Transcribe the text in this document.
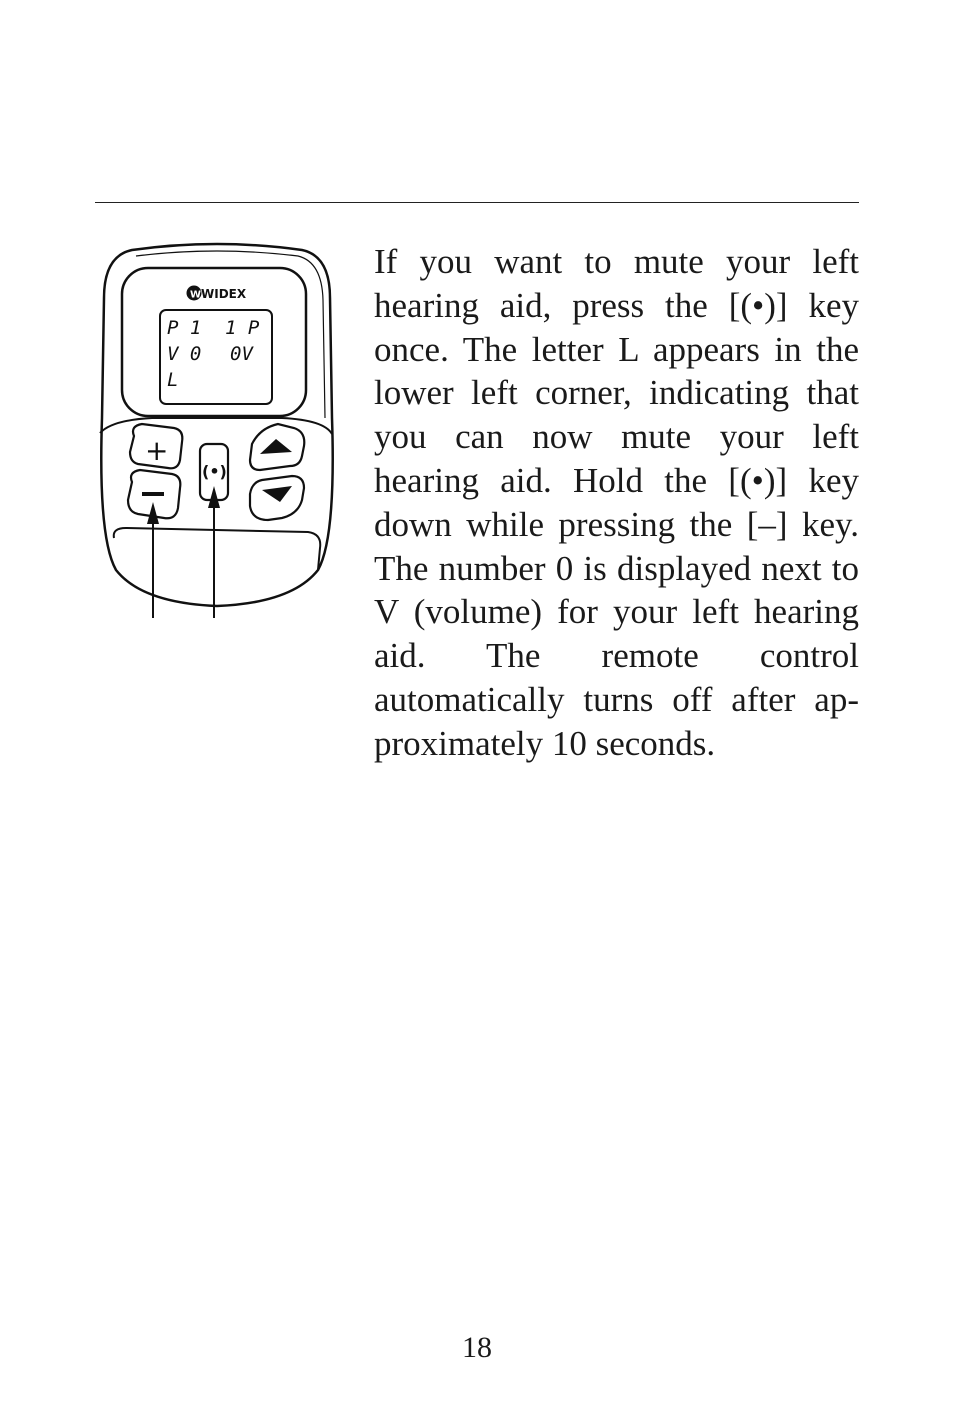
W WIDEX
P 1 1 P
V 0 0V
L
+
(•)

If you want to mute your left hearing aid, press the [(•)] key once. The letter L appears in the lower left corner, indicating that you can now mute your left hearing aid. Hold the [(•)] key down while pressing the [–] key. The number 0 is displayed next to V (volume) for your left hearing aid. The remote control automatically turns off after approximately 10 seconds.

18
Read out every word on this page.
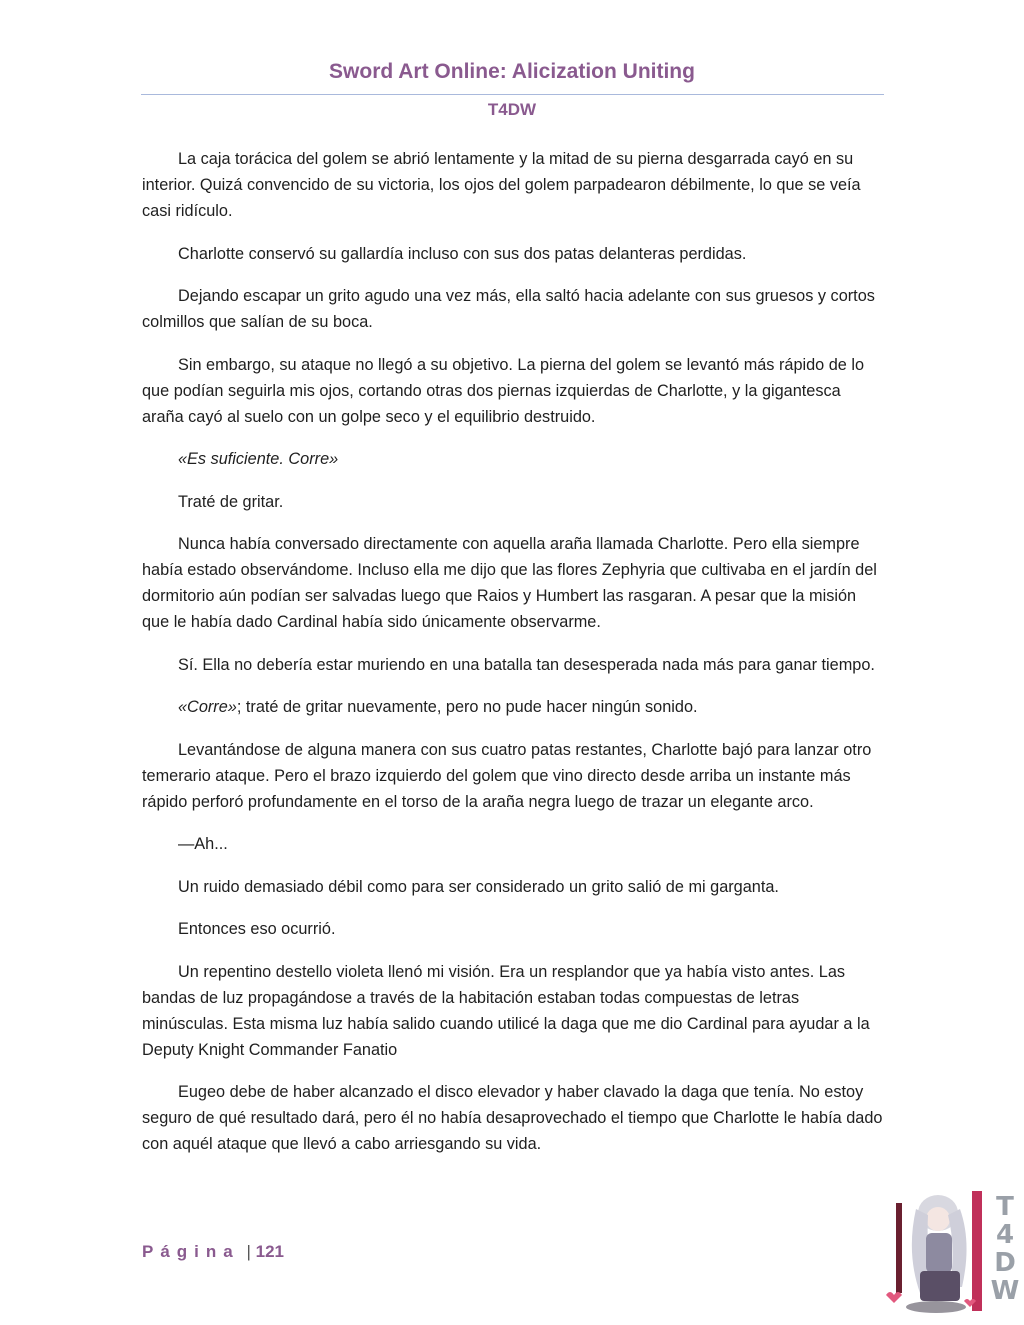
Sword Art Online: Alicization Uniting
T4DW

La caja torácica del golem se abrió lentamente y la mitad de su pierna desgarrada cayó en su interior. Quizá convencido de su victoria, los ojos del golem parpadearon débilmente, lo que se veía casi ridículo.

Charlotte conservó su gallardía incluso con sus dos patas delanteras perdidas.

Dejando escapar un grito agudo una vez más, ella saltó hacia adelante con sus gruesos y cortos colmillos que salían de su boca.

Sin embargo, su ataque no llegó a su objetivo. La pierna del golem se levantó más rápido de lo que podían seguirla mis ojos, cortando otras dos piernas izquierdas de Charlotte, y la gigantesca araña cayó al suelo con un golpe seco y el equilibrio destruido.

«Es suficiente. Corre»

Traté de gritar.

Nunca había conversado directamente con aquella araña llamada Charlotte. Pero ella siempre había estado observándome. Incluso ella me dijo que las flores Zephyria que cultivaba en el jardín del dormitorio aún podían ser salvadas luego que Raios y Humbert las rasgaran. A pesar que la misión que le había dado Cardinal había sido únicamente observarme.

Sí. Ella no debería estar muriendo en una batalla tan desesperada nada más para ganar tiempo.

«Corre»; traté de gritar nuevamente, pero no pude hacer ningún sonido.

Levantándose de alguna manera con sus cuatro patas restantes, Charlotte bajó para lanzar otro temerario ataque. Pero el brazo izquierdo del golem que vino directo desde arriba un instante más rápido perforó profundamente en el torso de la araña negra luego de trazar un elegante arco.

—Ah...

Un ruido demasiado débil como para ser considerado un grito salió de mi garganta.

Entonces eso ocurrió.

Un repentino destello violeta llenó mi visión. Era un resplandor que ya había visto antes. Las bandas de luz propagándose a través de la habitación estaban todas compuestas de letras minúsculas. Esta misma luz había salido cuando utilicé la daga que me dio Cardinal para ayudar a la Deputy Knight Commander Fanatio

Eugeo debe de haber alcanzado el disco elevador y haber clavado la daga que tenía. No estoy seguro de qué resultado dará, pero él no había desaprovechado el tiempo que Charlotte le había dado con aquél ataque que llevó a cabo arriesgando su vida.

Página | 121
T
4
D
W
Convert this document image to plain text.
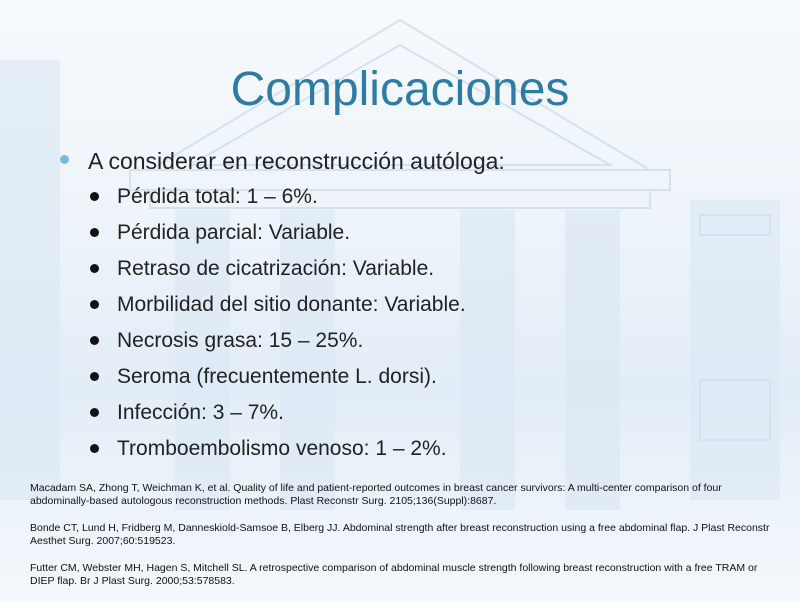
Complicaciones
A considerar en reconstrucción autóloga:
Pérdida total: 1 – 6%.
Pérdida parcial: Variable.
Retraso de cicatrización: Variable.
Morbilidad del sitio donante: Variable.
Necrosis grasa: 15 – 25%.
Seroma (frecuentemente L. dorsi).
Infección: 3 – 7%.
Tromboembolismo venoso: 1 – 2%.

Macadam SA, Zhong T, Weichman K, et al. Quality of life and patient-reported outcomes in breast cancer survivors: A multi-center comparison of four abdominally-based autologous reconstruction methods. Plast Reconstr Surg. 2105;136(Suppl):8687.

Bonde CT, Lund H, Fridberg M, Danneskiold-Samsoe B, Elberg JJ. Abdominal strength after breast reconstruction using a free abdominal flap. J Plast Reconstr Aesthet Surg. 2007;60:519523.

Futter CM, Webster MH, Hagen S, Mitchell SL. A retrospective comparison of abdominal muscle strength following breast reconstruction with a free TRAM or DIEP flap. Br J Plast Surg. 2000;53:578583.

+++++

Say how many lines of the material contain the word "Variable", with no other text.

**TASK RESPONSE**
3